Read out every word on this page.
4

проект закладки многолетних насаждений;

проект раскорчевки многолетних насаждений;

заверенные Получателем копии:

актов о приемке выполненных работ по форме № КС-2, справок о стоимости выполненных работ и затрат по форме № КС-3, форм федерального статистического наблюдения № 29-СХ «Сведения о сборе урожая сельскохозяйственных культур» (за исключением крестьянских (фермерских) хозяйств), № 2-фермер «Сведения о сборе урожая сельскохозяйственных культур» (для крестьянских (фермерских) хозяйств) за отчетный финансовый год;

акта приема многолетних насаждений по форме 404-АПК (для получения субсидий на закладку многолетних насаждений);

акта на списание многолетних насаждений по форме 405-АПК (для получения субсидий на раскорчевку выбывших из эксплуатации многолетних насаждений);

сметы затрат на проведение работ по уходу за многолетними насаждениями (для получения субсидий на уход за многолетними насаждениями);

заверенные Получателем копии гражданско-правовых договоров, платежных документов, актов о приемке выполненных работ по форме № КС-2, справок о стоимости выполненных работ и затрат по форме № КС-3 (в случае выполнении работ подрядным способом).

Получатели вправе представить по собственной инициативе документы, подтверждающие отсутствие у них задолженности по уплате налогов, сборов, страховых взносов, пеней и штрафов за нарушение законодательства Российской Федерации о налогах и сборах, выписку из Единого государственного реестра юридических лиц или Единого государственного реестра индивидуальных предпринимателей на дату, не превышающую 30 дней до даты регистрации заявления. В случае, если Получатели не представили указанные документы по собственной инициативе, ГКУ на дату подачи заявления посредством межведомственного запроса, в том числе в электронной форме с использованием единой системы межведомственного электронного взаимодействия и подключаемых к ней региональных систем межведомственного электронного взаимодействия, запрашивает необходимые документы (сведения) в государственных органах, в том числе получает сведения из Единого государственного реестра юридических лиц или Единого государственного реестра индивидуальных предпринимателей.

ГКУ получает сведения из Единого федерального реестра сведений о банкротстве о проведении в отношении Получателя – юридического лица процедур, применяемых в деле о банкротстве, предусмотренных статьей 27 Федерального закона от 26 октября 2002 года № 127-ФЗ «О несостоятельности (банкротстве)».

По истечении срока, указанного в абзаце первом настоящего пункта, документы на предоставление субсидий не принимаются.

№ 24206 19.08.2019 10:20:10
* * * * * * * * *
• **Task statement**
Your answer should be a single number: the count of lines in the listing that contain the word "справок".

• **Exercise solution**
2